_What the task requires_
Return each line of the records that follow, character for character, with nothing added, dropped, or changed.

_Records for the exercise_
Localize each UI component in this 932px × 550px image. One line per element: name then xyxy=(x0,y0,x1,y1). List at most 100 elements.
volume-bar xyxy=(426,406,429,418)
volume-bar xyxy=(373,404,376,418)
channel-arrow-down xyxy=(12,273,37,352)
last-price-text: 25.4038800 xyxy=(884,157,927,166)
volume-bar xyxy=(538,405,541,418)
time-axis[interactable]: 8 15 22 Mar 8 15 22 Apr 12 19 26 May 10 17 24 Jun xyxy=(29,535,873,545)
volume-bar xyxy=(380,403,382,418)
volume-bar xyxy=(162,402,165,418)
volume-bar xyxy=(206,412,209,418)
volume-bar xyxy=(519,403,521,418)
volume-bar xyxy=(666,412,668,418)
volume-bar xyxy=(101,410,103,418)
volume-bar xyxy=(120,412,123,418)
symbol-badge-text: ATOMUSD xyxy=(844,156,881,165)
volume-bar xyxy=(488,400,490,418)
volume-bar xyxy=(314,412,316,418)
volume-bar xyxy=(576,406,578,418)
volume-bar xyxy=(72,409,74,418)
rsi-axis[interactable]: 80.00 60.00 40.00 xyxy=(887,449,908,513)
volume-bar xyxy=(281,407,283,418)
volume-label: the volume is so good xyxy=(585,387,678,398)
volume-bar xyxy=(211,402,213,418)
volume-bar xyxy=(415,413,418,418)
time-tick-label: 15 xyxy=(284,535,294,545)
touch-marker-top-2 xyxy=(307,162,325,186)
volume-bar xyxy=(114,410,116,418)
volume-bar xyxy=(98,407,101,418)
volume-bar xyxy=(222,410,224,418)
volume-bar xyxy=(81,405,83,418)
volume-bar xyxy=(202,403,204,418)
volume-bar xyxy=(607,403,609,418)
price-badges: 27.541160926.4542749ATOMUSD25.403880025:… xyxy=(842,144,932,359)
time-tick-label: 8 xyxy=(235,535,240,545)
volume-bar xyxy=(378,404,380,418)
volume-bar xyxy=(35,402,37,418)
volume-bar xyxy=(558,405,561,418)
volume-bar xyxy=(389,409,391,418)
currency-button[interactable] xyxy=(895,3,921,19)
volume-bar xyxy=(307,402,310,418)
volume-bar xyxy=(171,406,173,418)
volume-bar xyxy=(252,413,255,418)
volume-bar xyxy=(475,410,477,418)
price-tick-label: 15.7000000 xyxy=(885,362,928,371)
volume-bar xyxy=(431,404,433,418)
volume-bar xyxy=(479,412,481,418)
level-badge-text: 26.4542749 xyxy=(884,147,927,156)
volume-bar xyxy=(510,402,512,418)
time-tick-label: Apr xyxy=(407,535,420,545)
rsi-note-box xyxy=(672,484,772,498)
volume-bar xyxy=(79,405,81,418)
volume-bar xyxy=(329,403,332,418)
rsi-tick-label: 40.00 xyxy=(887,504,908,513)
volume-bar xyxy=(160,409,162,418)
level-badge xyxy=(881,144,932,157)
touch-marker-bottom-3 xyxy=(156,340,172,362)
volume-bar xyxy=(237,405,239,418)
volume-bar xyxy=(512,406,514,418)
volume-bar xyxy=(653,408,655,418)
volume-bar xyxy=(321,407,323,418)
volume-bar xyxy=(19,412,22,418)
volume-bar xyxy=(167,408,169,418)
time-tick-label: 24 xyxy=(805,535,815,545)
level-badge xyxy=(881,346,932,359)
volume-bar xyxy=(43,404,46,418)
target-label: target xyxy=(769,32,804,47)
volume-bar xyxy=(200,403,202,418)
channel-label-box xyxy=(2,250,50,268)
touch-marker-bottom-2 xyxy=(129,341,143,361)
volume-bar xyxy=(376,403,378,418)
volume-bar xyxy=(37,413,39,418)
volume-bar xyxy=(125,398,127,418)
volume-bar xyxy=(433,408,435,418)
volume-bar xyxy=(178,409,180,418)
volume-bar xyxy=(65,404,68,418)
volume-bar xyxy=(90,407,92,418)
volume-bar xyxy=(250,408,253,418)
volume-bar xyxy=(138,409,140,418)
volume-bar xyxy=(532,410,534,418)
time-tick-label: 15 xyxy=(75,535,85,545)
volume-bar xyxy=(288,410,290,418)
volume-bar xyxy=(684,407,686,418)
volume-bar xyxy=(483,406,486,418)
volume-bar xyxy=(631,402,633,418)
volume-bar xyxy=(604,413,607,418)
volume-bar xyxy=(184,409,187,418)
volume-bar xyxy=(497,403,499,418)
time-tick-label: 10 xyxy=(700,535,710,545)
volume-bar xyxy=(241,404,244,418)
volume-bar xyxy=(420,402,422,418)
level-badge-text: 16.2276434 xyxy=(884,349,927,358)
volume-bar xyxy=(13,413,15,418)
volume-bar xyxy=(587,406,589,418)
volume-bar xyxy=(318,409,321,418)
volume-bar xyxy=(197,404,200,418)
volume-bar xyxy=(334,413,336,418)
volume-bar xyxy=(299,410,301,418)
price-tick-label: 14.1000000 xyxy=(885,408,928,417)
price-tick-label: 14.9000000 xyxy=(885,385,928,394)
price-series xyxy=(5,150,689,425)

_Task result_
Localize each UI component in this 932px × 550px image. One line per element: name then xyxy=(x0,y0,x1,y1). List at most 100 elements.
volume-bar xyxy=(426,406,429,418)
volume-bar xyxy=(373,404,376,418)
channel-arrow-down xyxy=(12,273,37,352)
last-price-text: 25.4038800 xyxy=(884,157,927,166)
volume-bar xyxy=(538,405,541,418)
time-axis[interactable]: 8 15 22 Mar 8 15 22 Apr 12 19 26 May 10 17 24 Jun xyxy=(29,535,873,545)
volume-bar xyxy=(380,403,382,418)
volume-bar xyxy=(162,402,165,418)
volume-bar xyxy=(206,412,209,418)
volume-bar xyxy=(519,403,521,418)
volume-bar xyxy=(666,412,668,418)
volume-bar xyxy=(101,410,103,418)
volume-bar xyxy=(120,412,123,418)
symbol-badge-text: ATOMUSD xyxy=(844,156,881,165)
volume-bar xyxy=(488,400,490,418)
volume-bar xyxy=(314,412,316,418)
volume-bar xyxy=(576,406,578,418)
volume-bar xyxy=(72,409,74,418)
rsi-axis[interactable]: 80.00 60.00 40.00 xyxy=(887,449,908,513)
volume-bar xyxy=(281,407,283,418)
volume-label: the volume is so good xyxy=(585,387,678,398)
volume-bar xyxy=(211,402,213,418)
volume-bar xyxy=(415,413,418,418)
time-tick-label: 15 xyxy=(284,535,294,545)
touch-marker-top-2 xyxy=(307,162,325,186)
volume-bar xyxy=(114,410,116,418)
volume-bar xyxy=(98,407,101,418)
volume-bar xyxy=(222,410,224,418)
volume-bar xyxy=(81,405,83,418)
volume-bar xyxy=(202,403,204,418)
volume-bar xyxy=(607,403,609,418)
price-badges: 27.541160926.4542749ATOMUSD25.403880025:… xyxy=(842,144,932,359)
time-tick-label: 8 xyxy=(235,535,240,545)
volume-bar xyxy=(378,404,380,418)
volume-bar xyxy=(35,402,37,418)
volume-bar xyxy=(558,405,561,418)
volume-bar xyxy=(389,409,391,418)
currency-button[interactable] xyxy=(895,3,921,19)
volume-bar xyxy=(307,402,310,418)
volume-bar xyxy=(171,406,173,418)
volume-bar xyxy=(252,413,255,418)
volume-bar xyxy=(475,410,477,418)
price-tick-label: 15.7000000 xyxy=(885,362,928,371)
volume-bar xyxy=(431,404,433,418)
volume-bar xyxy=(479,412,481,418)
level-badge-text: 26.4542749 xyxy=(884,147,927,156)
volume-bar xyxy=(510,402,512,418)
time-tick-label: Apr xyxy=(407,535,420,545)
rsi-note-box xyxy=(672,484,772,498)
volume-bar xyxy=(79,405,81,418)
volume-bar xyxy=(329,403,332,418)
rsi-tick-label: 40.00 xyxy=(887,504,908,513)
volume-bar xyxy=(160,409,162,418)
level-badge xyxy=(881,144,932,157)
touch-marker-bottom-3 xyxy=(156,340,172,362)
volume-bar xyxy=(237,405,239,418)
volume-bar xyxy=(512,406,514,418)
volume-bar xyxy=(653,408,655,418)
volume-bar xyxy=(321,407,323,418)
volume-bar xyxy=(19,412,22,418)
volume-bar xyxy=(167,408,169,418)
time-tick-label: 24 xyxy=(805,535,815,545)
level-badge xyxy=(881,346,932,359)
volume-bar xyxy=(43,404,46,418)
target-label: target xyxy=(769,32,804,47)
volume-bar xyxy=(200,403,202,418)
channel-label-box xyxy=(2,250,50,268)
touch-marker-bottom-2 xyxy=(129,341,143,361)
volume-bar xyxy=(376,403,378,418)
volume-bar xyxy=(37,413,39,418)
volume-bar xyxy=(125,398,127,418)
volume-bar xyxy=(433,408,435,418)
volume-bar xyxy=(178,409,180,418)
volume-bar xyxy=(65,404,68,418)
volume-bar xyxy=(90,407,92,418)
volume-bar xyxy=(250,408,253,418)
volume-bar xyxy=(138,409,140,418)
volume-bar xyxy=(532,410,534,418)
time-tick-label: 15 xyxy=(75,535,85,545)
volume-bar xyxy=(288,410,290,418)
volume-bar xyxy=(684,407,686,418)
volume-bar xyxy=(483,406,486,418)
volume-bar xyxy=(631,402,633,418)
volume-bar xyxy=(604,413,607,418)
volume-bar xyxy=(184,409,187,418)
volume-bar xyxy=(497,403,499,418)
time-tick-label: 10 xyxy=(700,535,710,545)
volume-bar xyxy=(241,404,244,418)
volume-bar xyxy=(420,402,422,418)
level-badge-text: 16.2276434 xyxy=(884,349,927,358)
volume-bar xyxy=(13,413,15,418)
volume-bar xyxy=(587,406,589,418)
volume-bar xyxy=(318,409,321,418)
volume-bar xyxy=(197,404,200,418)
volume-bar xyxy=(334,413,336,418)
volume-bar xyxy=(299,410,301,418)
price-tick-label: 14.1000000 xyxy=(885,408,928,417)
price-tick-label: 14.9000000 xyxy=(885,385,928,394)
price-series xyxy=(5,150,689,425)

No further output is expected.